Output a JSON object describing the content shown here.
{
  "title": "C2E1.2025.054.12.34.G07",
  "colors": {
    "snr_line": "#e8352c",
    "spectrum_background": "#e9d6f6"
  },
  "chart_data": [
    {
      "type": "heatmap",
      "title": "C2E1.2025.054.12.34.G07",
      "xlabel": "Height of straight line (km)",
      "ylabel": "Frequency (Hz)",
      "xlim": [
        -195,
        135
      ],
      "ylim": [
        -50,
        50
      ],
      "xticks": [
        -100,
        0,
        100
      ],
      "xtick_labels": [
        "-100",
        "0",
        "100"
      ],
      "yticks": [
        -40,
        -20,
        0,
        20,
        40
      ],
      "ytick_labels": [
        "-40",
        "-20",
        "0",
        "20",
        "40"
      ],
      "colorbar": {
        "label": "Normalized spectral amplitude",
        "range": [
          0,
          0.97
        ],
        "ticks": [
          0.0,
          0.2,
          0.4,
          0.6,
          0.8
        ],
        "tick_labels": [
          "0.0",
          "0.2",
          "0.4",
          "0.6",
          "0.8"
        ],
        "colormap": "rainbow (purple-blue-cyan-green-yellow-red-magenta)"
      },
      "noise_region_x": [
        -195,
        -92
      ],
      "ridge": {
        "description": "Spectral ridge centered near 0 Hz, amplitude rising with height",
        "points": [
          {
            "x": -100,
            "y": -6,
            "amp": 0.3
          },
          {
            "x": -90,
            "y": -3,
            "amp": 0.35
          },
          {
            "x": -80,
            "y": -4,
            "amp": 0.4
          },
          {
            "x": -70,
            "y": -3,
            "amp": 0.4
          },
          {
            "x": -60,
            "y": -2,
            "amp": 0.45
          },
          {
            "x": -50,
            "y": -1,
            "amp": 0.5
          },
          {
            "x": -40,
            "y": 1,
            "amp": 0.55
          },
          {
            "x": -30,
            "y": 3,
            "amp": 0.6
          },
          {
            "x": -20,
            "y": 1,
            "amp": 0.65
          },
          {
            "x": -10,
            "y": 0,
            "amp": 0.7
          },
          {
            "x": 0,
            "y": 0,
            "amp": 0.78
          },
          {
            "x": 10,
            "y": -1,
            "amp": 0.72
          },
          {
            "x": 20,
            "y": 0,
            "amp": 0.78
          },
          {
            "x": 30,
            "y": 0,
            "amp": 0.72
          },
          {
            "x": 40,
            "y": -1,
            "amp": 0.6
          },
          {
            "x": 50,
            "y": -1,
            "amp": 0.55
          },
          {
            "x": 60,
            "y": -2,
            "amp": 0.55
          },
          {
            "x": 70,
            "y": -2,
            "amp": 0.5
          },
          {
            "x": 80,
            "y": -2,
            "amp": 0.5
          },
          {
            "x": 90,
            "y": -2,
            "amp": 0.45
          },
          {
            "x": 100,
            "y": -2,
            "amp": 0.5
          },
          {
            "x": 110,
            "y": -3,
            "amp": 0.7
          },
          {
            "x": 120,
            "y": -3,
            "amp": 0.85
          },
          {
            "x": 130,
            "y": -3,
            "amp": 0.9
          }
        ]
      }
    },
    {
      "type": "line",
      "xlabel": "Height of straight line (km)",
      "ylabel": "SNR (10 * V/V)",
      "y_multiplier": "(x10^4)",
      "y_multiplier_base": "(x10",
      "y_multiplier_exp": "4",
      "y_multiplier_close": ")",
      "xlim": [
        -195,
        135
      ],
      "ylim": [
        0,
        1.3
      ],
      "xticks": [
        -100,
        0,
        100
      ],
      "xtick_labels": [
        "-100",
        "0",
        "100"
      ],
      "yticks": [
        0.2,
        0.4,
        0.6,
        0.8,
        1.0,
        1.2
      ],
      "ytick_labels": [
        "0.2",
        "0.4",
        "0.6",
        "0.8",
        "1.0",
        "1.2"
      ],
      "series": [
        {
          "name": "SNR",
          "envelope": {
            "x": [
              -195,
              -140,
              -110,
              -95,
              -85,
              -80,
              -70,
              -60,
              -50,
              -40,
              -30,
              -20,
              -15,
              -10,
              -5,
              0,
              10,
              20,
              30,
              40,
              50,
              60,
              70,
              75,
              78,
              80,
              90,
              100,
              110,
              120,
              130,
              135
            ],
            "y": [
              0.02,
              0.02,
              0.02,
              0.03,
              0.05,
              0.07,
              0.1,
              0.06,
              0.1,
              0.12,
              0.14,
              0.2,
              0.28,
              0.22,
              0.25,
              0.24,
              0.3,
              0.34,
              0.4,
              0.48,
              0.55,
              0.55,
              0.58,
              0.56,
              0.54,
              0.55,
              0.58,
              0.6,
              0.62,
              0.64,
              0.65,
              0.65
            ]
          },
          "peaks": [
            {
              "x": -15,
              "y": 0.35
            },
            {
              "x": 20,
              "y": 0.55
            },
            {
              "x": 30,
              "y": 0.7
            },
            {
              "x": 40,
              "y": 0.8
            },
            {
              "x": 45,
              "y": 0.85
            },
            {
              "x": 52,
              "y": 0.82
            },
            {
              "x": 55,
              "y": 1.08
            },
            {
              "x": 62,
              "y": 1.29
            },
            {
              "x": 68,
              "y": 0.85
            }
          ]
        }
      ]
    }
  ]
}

· · · · ·

__The problem__: Reproduce the material in full, with no word added or dropped.

__Result__:
Output a JSON object describing the content shown here.
{
  "title": "C2E1.2025.054.12.34.G07",
  "colors": {
    "snr_line": "#e8352c",
    "spectrum_background": "#e9d6f6"
  },
  "chart_data": [
    {
      "type": "heatmap",
      "title": "C2E1.2025.054.12.34.G07",
      "xlabel": "Height of straight line (km)",
      "ylabel": "Frequency (Hz)",
      "xlim": [
        -195,
        135
      ],
      "ylim": [
        -50,
        50
      ],
      "xticks": [
        -100,
        0,
        100
      ],
      "xtick_labels": [
        "-100",
        "0",
        "100"
      ],
      "yticks": [
        -40,
        -20,
        0,
        20,
        40
      ],
      "ytick_labels": [
        "-40",
        "-20",
        "0",
        "20",
        "40"
      ],
      "colorbar": {
        "label": "Normalized spectral amplitude",
        "range": [
          0,
          0.97
        ],
        "ticks": [
          0.0,
          0.2,
          0.4,
          0.6,
          0.8
        ],
        "tick_labels": [
          "0.0",
          "0.2",
          "0.4",
          "0.6",
          "0.8"
        ],
        "colormap": "rainbow (purple-blue-cyan-green-yellow-red-magenta)"
      },
      "noise_region_x": [
        -195,
        -92
      ],
      "ridge": {
        "description": "Spectral ridge centered near 0 Hz, amplitude rising with height",
        "points": [
          {
            "x": -100,
            "y": -6,
            "amp": 0.3
          },
          {
            "x": -90,
            "y": -3,
            "amp": 0.35
          },
          {
            "x": -80,
            "y": -4,
            "amp": 0.4
          },
          {
            "x": -70,
            "y": -3,
            "amp": 0.4
          },
          {
            "x": -60,
            "y": -2,
            "amp": 0.45
          },
          {
            "x": -50,
            "y": -1,
            "amp": 0.5
          },
          {
            "x": -40,
            "y": 1,
            "amp": 0.55
          },
          {
            "x": -30,
            "y": 3,
            "amp": 0.6
          },
          {
            "x": -20,
            "y": 1,
            "amp": 0.65
          },
          {
            "x": -10,
            "y": 0,
            "amp": 0.7
          },
          {
            "x": 0,
            "y": 0,
            "amp": 0.78
          },
          {
            "x": 10,
            "y": -1,
            "amp": 0.72
          },
          {
            "x": 20,
            "y": 0,
            "amp": 0.78
          },
          {
            "x": 30,
            "y": 0,
            "amp": 0.72
          },
          {
            "x": 40,
            "y": -1,
            "amp": 0.6
          },
          {
            "x": 50,
            "y": -1,
            "amp": 0.55
          },
          {
            "x": 60,
            "y": -2,
            "amp": 0.55
          },
          {
            "x": 70,
            "y": -2,
            "amp": 0.5
          },
          {
            "x": 80,
            "y": -2,
            "amp": 0.5
          },
          {
            "x": 90,
            "y": -2,
            "amp": 0.45
          },
          {
            "x": 100,
            "y": -2,
            "amp": 0.5
          },
          {
            "x": 110,
            "y": -3,
            "amp": 0.7
          },
          {
            "x": 120,
            "y": -3,
            "amp": 0.85
          },
          {
            "x": 130,
            "y": -3,
            "amp": 0.9
          }
        ]
      }
    },
    {
      "type": "line",
      "xlabel": "Height of straight line (km)",
      "ylabel": "SNR (10 * V/V)",
      "y_multiplier": "(x10^4)",
      "y_multiplier_base": "(x10",
      "y_multiplier_exp": "4",
      "y_multiplier_close": ")",
      "xlim": [
        -195,
        135
      ],
      "ylim": [
        0,
        1.3
      ],
      "xticks": [
        -100,
        0,
        100
      ],
      "xtick_labels": [
        "-100",
        "0",
        "100"
      ],
      "yticks": [
        0.2,
        0.4,
        0.6,
        0.8,
        1.0,
        1.2
      ],
      "ytick_labels": [
        "0.2",
        "0.4",
        "0.6",
        "0.8",
        "1.0",
        "1.2"
      ],
      "series": [
        {
          "name": "SNR",
          "envelope": {
            "x": [
              -195,
              -140,
              -110,
              -95,
              -85,
              -80,
              -70,
              -60,
              -50,
              -40,
              -30,
              -20,
              -15,
              -10,
              -5,
              0,
              10,
              20,
              30,
              40,
              50,
              60,
              70,
              75,
              78,
              80,
              90,
              100,
              110,
              120,
              130,
              135
            ],
            "y": [
              0.02,
              0.02,
              0.02,
              0.03,
              0.05,
              0.07,
              0.1,
              0.06,
              0.1,
              0.12,
              0.14,
              0.2,
              0.28,
              0.22,
              0.25,
              0.24,
              0.3,
              0.34,
              0.4,
              0.48,
              0.55,
              0.55,
              0.58,
              0.56,
              0.54,
              0.55,
              0.58,
              0.6,
              0.62,
              0.64,
              0.65,
              0.65
            ]
          },
          "peaks": [
            {
              "x": -15,
              "y": 0.35
            },
            {
              "x": 20,
              "y": 0.55
            },
            {
              "x": 30,
              "y": 0.7
            },
            {
              "x": 40,
              "y": 0.8
            },
            {
              "x": 45,
              "y": 0.85
            },
            {
              "x": 52,
              "y": 0.82
            },
            {
              "x": 55,
              "y": 1.08
            },
            {
              "x": 62,
              "y": 1.29
            },
            {
              "x": 68,
              "y": 0.85
            }
          ]
        }
      ]
    }
  ]
}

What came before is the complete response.